Data entries for graphics:
------------------------------------------------------------
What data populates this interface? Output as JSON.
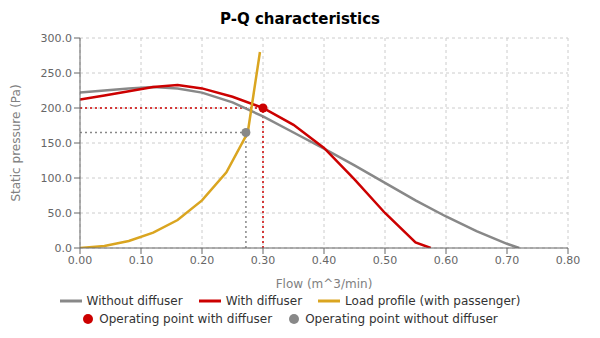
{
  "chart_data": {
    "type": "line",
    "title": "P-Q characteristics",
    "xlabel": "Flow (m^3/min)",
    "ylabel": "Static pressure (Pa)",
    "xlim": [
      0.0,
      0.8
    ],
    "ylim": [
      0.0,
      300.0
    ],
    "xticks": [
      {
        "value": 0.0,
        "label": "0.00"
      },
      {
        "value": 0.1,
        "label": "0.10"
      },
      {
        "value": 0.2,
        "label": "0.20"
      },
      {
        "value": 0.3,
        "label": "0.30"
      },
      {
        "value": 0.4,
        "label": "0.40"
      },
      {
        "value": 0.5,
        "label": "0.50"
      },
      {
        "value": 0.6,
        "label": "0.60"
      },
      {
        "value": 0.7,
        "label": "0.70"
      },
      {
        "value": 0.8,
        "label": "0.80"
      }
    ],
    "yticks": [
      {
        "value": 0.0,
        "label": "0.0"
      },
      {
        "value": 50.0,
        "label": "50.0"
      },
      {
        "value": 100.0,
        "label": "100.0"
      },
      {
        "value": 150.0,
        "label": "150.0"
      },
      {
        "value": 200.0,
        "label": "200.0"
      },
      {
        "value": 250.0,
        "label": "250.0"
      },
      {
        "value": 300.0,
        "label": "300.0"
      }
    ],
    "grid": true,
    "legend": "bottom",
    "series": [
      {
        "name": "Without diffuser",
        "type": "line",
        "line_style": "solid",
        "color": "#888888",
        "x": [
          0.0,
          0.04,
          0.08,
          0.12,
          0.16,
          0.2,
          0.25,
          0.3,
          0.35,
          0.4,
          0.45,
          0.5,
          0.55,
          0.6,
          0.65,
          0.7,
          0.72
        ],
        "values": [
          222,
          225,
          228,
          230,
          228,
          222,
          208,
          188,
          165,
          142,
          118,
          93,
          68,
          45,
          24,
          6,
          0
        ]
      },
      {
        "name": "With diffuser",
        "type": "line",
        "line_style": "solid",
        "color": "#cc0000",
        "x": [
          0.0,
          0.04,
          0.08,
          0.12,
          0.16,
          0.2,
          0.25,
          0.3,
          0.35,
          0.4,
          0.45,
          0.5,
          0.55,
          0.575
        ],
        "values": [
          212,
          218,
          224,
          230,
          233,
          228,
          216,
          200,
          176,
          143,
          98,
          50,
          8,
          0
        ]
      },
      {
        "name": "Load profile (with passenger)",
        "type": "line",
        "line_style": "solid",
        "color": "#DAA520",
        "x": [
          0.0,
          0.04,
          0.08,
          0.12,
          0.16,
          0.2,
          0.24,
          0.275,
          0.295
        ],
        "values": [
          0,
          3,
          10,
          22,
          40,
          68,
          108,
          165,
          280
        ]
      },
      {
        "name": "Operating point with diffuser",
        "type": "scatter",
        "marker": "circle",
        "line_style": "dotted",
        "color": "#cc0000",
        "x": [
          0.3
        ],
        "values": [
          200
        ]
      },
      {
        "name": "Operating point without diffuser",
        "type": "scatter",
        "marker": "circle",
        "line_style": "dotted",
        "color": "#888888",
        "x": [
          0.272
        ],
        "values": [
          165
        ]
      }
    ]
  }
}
------------------------------------------------------------
## The request:
Copy the data character for character, but drop all pictures from the copy.

## Worked answer:
What data populates this interface? Output as JSON.
{
  "chart_data": {
    "type": "line",
    "title": "P-Q characteristics",
    "xlabel": "Flow (m^3/min)",
    "ylabel": "Static pressure (Pa)",
    "xlim": [
      0.0,
      0.8
    ],
    "ylim": [
      0.0,
      300.0
    ],
    "xticks": [
      {
        "value": 0.0,
        "label": "0.00"
      },
      {
        "value": 0.1,
        "label": "0.10"
      },
      {
        "value": 0.2,
        "label": "0.20"
      },
      {
        "value": 0.3,
        "label": "0.30"
      },
      {
        "value": 0.4,
        "label": "0.40"
      },
      {
        "value": 0.5,
        "label": "0.50"
      },
      {
        "value": 0.6,
        "label": "0.60"
      },
      {
        "value": 0.7,
        "label": "0.70"
      },
      {
        "value": 0.8,
        "label": "0.80"
      }
    ],
    "yticks": [
      {
        "value": 0.0,
        "label": "0.0"
      },
      {
        "value": 50.0,
        "label": "50.0"
      },
      {
        "value": 100.0,
        "label": "100.0"
      },
      {
        "value": 150.0,
        "label": "150.0"
      },
      {
        "value": 200.0,
        "label": "200.0"
      },
      {
        "value": 250.0,
        "label": "250.0"
      },
      {
        "value": 300.0,
        "label": "300.0"
      }
    ],
    "grid": true,
    "legend": "bottom",
    "series": [
      {
        "name": "Without diffuser",
        "type": "line",
        "line_style": "solid",
        "color": "#888888",
        "x": [
          0.0,
          0.04,
          0.08,
          0.12,
          0.16,
          0.2,
          0.25,
          0.3,
          0.35,
          0.4,
          0.45,
          0.5,
          0.55,
          0.6,
          0.65,
          0.7,
          0.72
        ],
        "values": [
          222,
          225,
          228,
          230,
          228,
          222,
          208,
          188,
          165,
          142,
          118,
          93,
          68,
          45,
          24,
          6,
          0
        ]
      },
      {
        "name": "With diffuser",
        "type": "line",
        "line_style": "solid",
        "color": "#cc0000",
        "x": [
          0.0,
          0.04,
          0.08,
          0.12,
          0.16,
          0.2,
          0.25,
          0.3,
          0.35,
          0.4,
          0.45,
          0.5,
          0.55,
          0.575
        ],
        "values": [
          212,
          218,
          224,
          230,
          233,
          228,
          216,
          200,
          176,
          143,
          98,
          50,
          8,
          0
        ]
      },
      {
        "name": "Load profile (with passenger)",
        "type": "line",
        "line_style": "solid",
        "color": "#DAA520",
        "x": [
          0.0,
          0.04,
          0.08,
          0.12,
          0.16,
          0.2,
          0.24,
          0.275,
          0.295
        ],
        "values": [
          0,
          3,
          10,
          22,
          40,
          68,
          108,
          165,
          280
        ]
      },
      {
        "name": "Operating point with diffuser",
        "type": "scatter",
        "marker": "circle",
        "line_style": "dotted",
        "color": "#cc0000",
        "x": [
          0.3
        ],
        "values": [
          200
        ]
      },
      {
        "name": "Operating point without diffuser",
        "type": "scatter",
        "marker": "circle",
        "line_style": "dotted",
        "color": "#888888",
        "x": [
          0.272
        ],
        "values": [
          165
        ]
      }
    ]
  }
}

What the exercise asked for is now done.